- [WHAT THE TASK REQUIRES]
Would you please copy all of the data exactly, skipping the images?

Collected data

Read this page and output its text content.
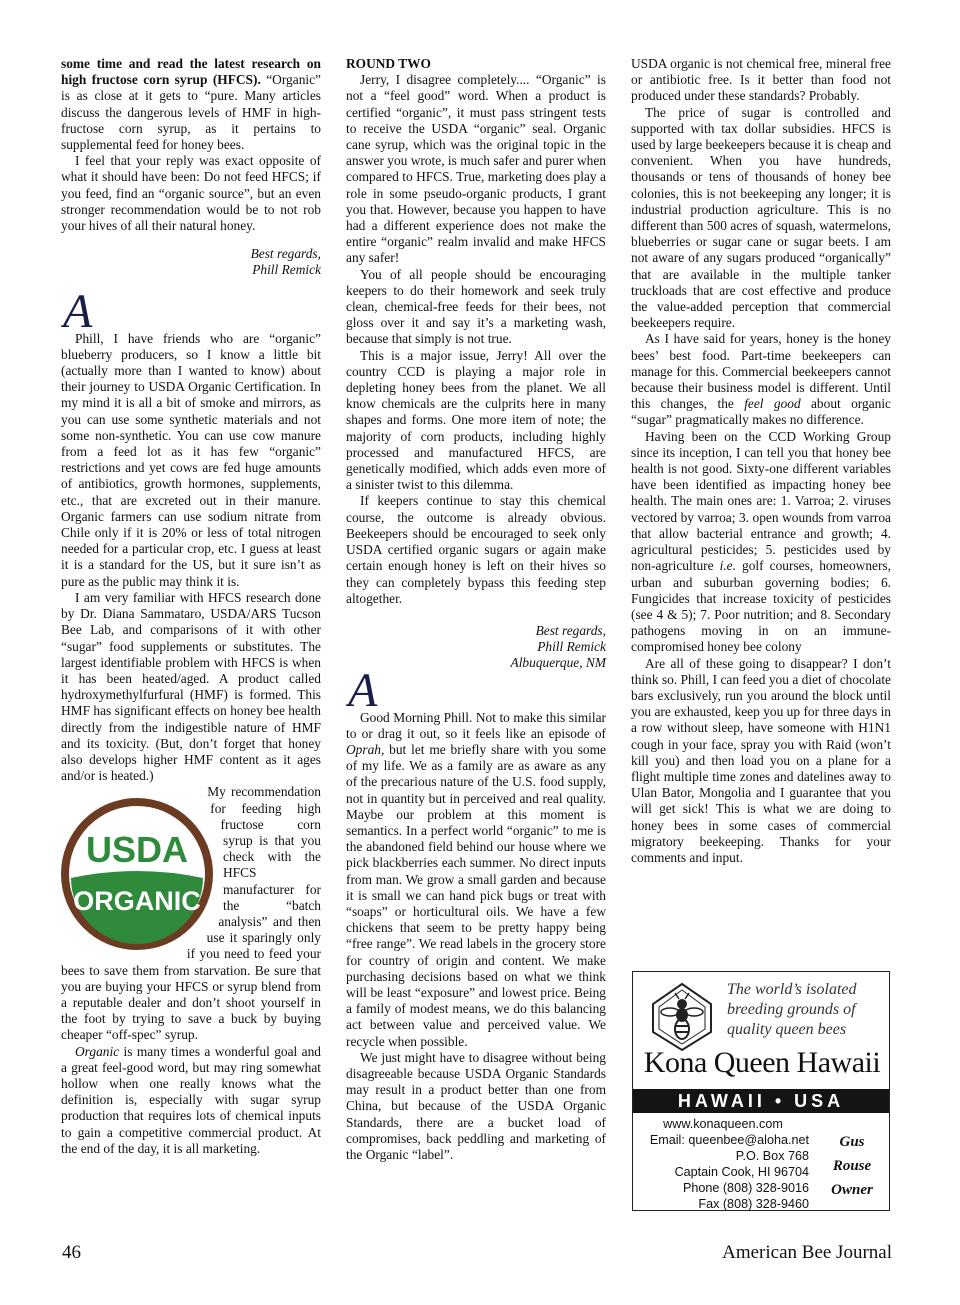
some time and read the latest research on high fructose corn syrup (HFCS). “Organic” is as close at it gets to “pure. Many articles discuss the dangerous levels of HMF in high-fructose corn syrup, as it pertains to supplemental feed for honey bees.

I feel that your reply was exact opposite of what it should have been: Do not feed HFCS; if you feed, find an “organic source”, but an even stronger recommendation would be to not rob your hives of all their natural honey.

Best regards,

Phill Remick

A

Phill, I have friends who are “organic” blueberry producers, so I know a little bit (actually more than I wanted to know) about their journey to USDA Organic Certification. In my mind it is all a bit of smoke and mirrors, as you can use some synthetic materials and not some non-synthetic. You can use cow manure from a feed lot as it has few “organic” restrictions and yet cows are fed huge amounts of antibiotics, growth hormones, supplements, etc., that are excreted out in their manure. Organic farmers can use sodium nitrate from Chile only if it is 20% or less of total nitrogen needed for a particular crop, etc. I guess at least it is a standard for the US, but it sure isn’t as pure as the public may think it is.

I am very familiar with HFCS research done by Dr. Diana Sammataro, USDA/ARS Tucson Bee Lab, and comparisons of it with other “sugar” food supplements or substitutes. The largest identifiable problem with HFCS is when it has been heated/aged. A product called hydroxymethylfurfural (HMF) is formed. This HMF has significant effects on honey bee health directly from the indigestible nature of HMF and its toxicity. (But, don’t forget that honey also develops higher HMF content as it ages and/or is heated.)

USDA
ORGANIC

My recommendation for feeding high fructose corn syrup is that you check with the HFCS manufacturer for the “batch analysis” and then use it sparingly only if you need to feed your bees to save them from starvation. Be sure that you are buying your HFCS or syrup blend from a reputable dealer and don’t shoot yourself in the foot by trying to save a buck by buying cheaper “off-spec” syrup.

Organic is many times a wonderful goal and a great feel-good word, but may ring somewhat hollow when one really knows what the definition is, especially with sugar syrup production that requires lots of chemical inputs to gain a competitive commercial product. At the end of the day, it is all marketing.

ROUND TWO

Jerry, I disagree completely.... “Organic” is not a “feel good” word. When a product is certified “organic”, it must pass stringent tests to receive the USDA “organic” seal. Organic cane syrup, which was the original topic in the answer you wrote, is much safer and purer when compared to HFCS. True, marketing does play a role in some pseudo-organic products, I grant you that. However, because you happen to have had a different experience does not make the entire “organic” realm invalid and make HFCS any safer!

You of all people should be encouraging keepers to do their homework and seek truly clean, chemical-free feeds for their bees, not gloss over it and say it’s a marketing wash, because that simply is not true.

This is a major issue, Jerry! All over the country CCD is playing a major role in depleting honey bees from the planet. We all know chemicals are the culprits here in many shapes and forms. One more item of note; the majority of corn products, including highly processed and manufactured HFCS, are genetically modified, which adds even more of a sinister twist to this dilemma.

If keepers continue to stay this chemical course, the outcome is already obvious. Beekeepers should be encouraged to seek only USDA certified organic sugars or again make certain enough honey is left on their hives so they can completely bypass this feeding step altogether.

Best regards,

Phill Remick

Albuquerque, NM

A

Good Morning Phill. Not to make this similar to or drag it out, so it feels like an episode of Oprah, but let me briefly share with you some of my life. We as a family are as aware as any of the precarious nature of the U.S. food supply, not in quantity but in perceived and real quality. Maybe our problem at this moment is semantics. In a perfect world “organic” to me is the abandoned field behind our house where we pick blackberries each summer. No direct inputs from man. We grow a small garden and because it is small we can hand pick bugs or treat with “soaps” or horticultural oils. We have a few chickens that seem to be pretty happy being “free range”. We read labels in the grocery store for country of origin and content. We make purchasing decisions based on what we think will be least “exposure” and lowest price. Being a family of modest means, we do this balancing act between value and perceived value. We recycle when possible.

We just might have to disagree without being disagreeable because USDA Organic Standards may result in a product better than one from China, but because of the USDA Organic Standards, there are a bucket load of compromises, back peddling and marketing of the Organic “label”.

USDA organic is not chemical free, mineral free or antibiotic free. Is it better than food not produced under these standards? Probably.

The price of sugar is controlled and supported with tax dollar subsidies. HFCS is used by large beekeepers because it is cheap and convenient. When you have hundreds, thousands or tens of thousands of honey bee colonies, this is not beekeeping any longer; it is industrial production agriculture. This is no different than 500 acres of squash, watermelons, blueberries or sugar cane or sugar beets. I am not aware of any sugars produced “organically” that are available in the multiple tanker truckloads that are cost effective and produce the value-added perception that commercial beekeepers require.

As I have said for years, honey is the honey bees’ best food. Part-time beekeepers can manage for this. Commercial beekeepers cannot because their business model is different. Until this changes, the feel good about organic “sugar” pragmatically makes no difference.

Having been on the CCD Working Group since its inception, I can tell you that honey bee health is not good. Sixty-one different variables have been identified as impacting honey bee health. The main ones are: 1. Varroa; 2. viruses vectored by varroa; 3. open wounds from varroa that allow bacterial entrance and growth; 4. agricultural pesticides; 5. pesticides used by non-agriculture i.e. golf courses, homeowners, urban and suburban governing bodies; 6. Fungicides that increase toxicity of pesticides (see 4 & 5); 7. Poor nutrition; and 8. Secondary pathogens moving in on an immune-compromised honey bee colony

Are all of these going to disappear? I don’t think so. Phill, I can feed you a diet of chocolate bars exclusively, run you around the block until you are exhausted, keep you up for three days in a row without sleep, have someone with H1N1 cough in your face, spray you with Raid (won’t kill you) and then load you on a plane for a flight multiple time zones and datelines away to Ulan Bator, Mongolia and I guarantee that you will get sick! This is what we are doing to honey bees in some cases of commercial migratory beekeeping. Thanks for your comments and input.

The world’s isolated breeding grounds of quality queen bees
Kona Queen Hawaii
HAWAII • USA
www.konaqueen.com
Email: queenbee@aloha.net
P.O. Box 768
Captain Cook, HI 96704
Phone (808) 328-9016
Fax (808) 328-9460
Gus
Rouse
Owner
46	American Bee Journal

- [YOUR SOLUTION]
Read this page and output its text content.
some time and read the latest research on high fructose corn syrup (HFCS). “Organic” is as close at it gets to “pure. Many articles discuss the dangerous levels of HMF in high-fructose corn syrup, as it pertains to supplemental feed for honey bees.

I feel that your reply was exact opposite of what it should have been: Do not feed HFCS; if you feed, find an “organic source”, but an even stronger recommendation would be to not rob your hives of all their natural honey.

Best regards,

Phill Remick

A

Phill, I have friends who are “organic” blueberry producers, so I know a little bit (actually more than I wanted to know) about their journey to USDA Organic Certification. In my mind it is all a bit of smoke and mirrors, as you can use some synthetic materials and not some non-synthetic. You can use cow manure from a feed lot as it has few “organic” restrictions and yet cows are fed huge amounts of antibiotics, growth hormones, supplements, etc., that are excreted out in their manure. Organic farmers can use sodium nitrate from Chile only if it is 20% or less of total nitrogen needed for a particular crop, etc. I guess at least it is a standard for the US, but it sure isn’t as pure as the public may think it is.

I am very familiar with HFCS research done by Dr. Diana Sammataro, USDA/ARS Tucson Bee Lab, and comparisons of it with other “sugar” food supplements or substitutes. The largest identifiable problem with HFCS is when it has been heated/aged. A product called hydroxymethylfurfural (HMF) is formed. This HMF has significant effects on honey bee health directly from the indigestible nature of HMF and its toxicity. (But, don’t forget that honey also develops higher HMF content as it ages and/or is heated.)

USDA
ORGANIC

My recommendation for feeding high fructose corn syrup is that you check with the HFCS manufacturer for the “batch analysis” and then use it sparingly only if you need to feed your bees to save them from starvation. Be sure that you are buying your HFCS or syrup blend from a reputable dealer and don’t shoot yourself in the foot by trying to save a buck by buying cheaper “off-spec” syrup.

Organic is many times a wonderful goal and a great feel-good word, but may ring somewhat hollow when one really knows what the definition is, especially with sugar syrup production that requires lots of chemical inputs to gain a competitive commercial product. At the end of the day, it is all marketing.

ROUND TWO

Jerry, I disagree completely.... “Organic” is not a “feel good” word. When a product is certified “organic”, it must pass stringent tests to receive the USDA “organic” seal. Organic cane syrup, which was the original topic in the answer you wrote, is much safer and purer when compared to HFCS. True, marketing does play a role in some pseudo-organic products, I grant you that. However, because you happen to have had a different experience does not make the entire “organic” realm invalid and make HFCS any safer!

You of all people should be encouraging keepers to do their homework and seek truly clean, chemical-free feeds for their bees, not gloss over it and say it’s a marketing wash, because that simply is not true.

This is a major issue, Jerry! All over the country CCD is playing a major role in depleting honey bees from the planet. We all know chemicals are the culprits here in many shapes and forms. One more item of note; the majority of corn products, including highly processed and manufactured HFCS, are genetically modified, which adds even more of a sinister twist to this dilemma.

If keepers continue to stay this chemical course, the outcome is already obvious. Beekeepers should be encouraged to seek only USDA certified organic sugars or again make certain enough honey is left on their hives so they can completely bypass this feeding step altogether.

Best regards,

Phill Remick

Albuquerque, NM

A

Good Morning Phill. Not to make this similar to or drag it out, so it feels like an episode of Oprah, but let me briefly share with you some of my life. We as a family are as aware as any of the precarious nature of the U.S. food supply, not in quantity but in perceived and real quality. Maybe our problem at this moment is semantics. In a perfect world “organic” to me is the abandoned field behind our house where we pick blackberries each summer. No direct inputs from man. We grow a small garden and because it is small we can hand pick bugs or treat with “soaps” or horticultural oils. We have a few chickens that seem to be pretty happy being “free range”. We read labels in the grocery store for country of origin and content. We make purchasing decisions based on what we think will be least “exposure” and lowest price. Being a family of modest means, we do this balancing act between value and perceived value. We recycle when possible.

We just might have to disagree without being disagreeable because USDA Organic Standards may result in a product better than one from China, but because of the USDA Organic Standards, there are a bucket load of compromises, back peddling and marketing of the Organic “label”.

USDA organic is not chemical free, mineral free or antibiotic free. Is it better than food not produced under these standards? Probably.

The price of sugar is controlled and supported with tax dollar subsidies. HFCS is used by large beekeepers because it is cheap and convenient. When you have hundreds, thousands or tens of thousands of honey bee colonies, this is not beekeeping any longer; it is industrial production agriculture. This is no different than 500 acres of squash, watermelons, blueberries or sugar cane or sugar beets. I am not aware of any sugars produced “organically” that are available in the multiple tanker truckloads that are cost effective and produce the value-added perception that commercial beekeepers require.

As I have said for years, honey is the honey bees’ best food. Part-time beekeepers can manage for this. Commercial beekeepers cannot because their business model is different. Until this changes, the feel good about organic “sugar” pragmatically makes no difference.

Having been on the CCD Working Group since its inception, I can tell you that honey bee health is not good. Sixty-one different variables have been identified as impacting honey bee health. The main ones are: 1. Varroa; 2. viruses vectored by varroa; 3. open wounds from varroa that allow bacterial entrance and growth; 4. agricultural pesticides; 5. pesticides used by non-agriculture i.e. golf courses, homeowners, urban and suburban governing bodies; 6. Fungicides that increase toxicity of pesticides (see 4 & 5); 7. Poor nutrition; and 8. Secondary pathogens moving in on an immune-compromised honey bee colony

Are all of these going to disappear? I don’t think so. Phill, I can feed you a diet of chocolate bars exclusively, run you around the block until you are exhausted, keep you up for three days in a row without sleep, have someone with H1N1 cough in your face, spray you with Raid (won’t kill you) and then load you on a plane for a flight multiple time zones and datelines away to Ulan Bator, Mongolia and I guarantee that you will get sick! This is what we are doing to honey bees in some cases of commercial migratory beekeeping. Thanks for your comments and input.

The world’s isolated breeding grounds of quality queen bees
Kona Queen Hawaii
HAWAII • USA
www.konaqueen.com
Email: queenbee@aloha.net
P.O. Box 768
Captain Cook, HI 96704
Phone (808) 328-9016
Fax (808) 328-9460
Gus
Rouse
Owner
46	American Bee Journal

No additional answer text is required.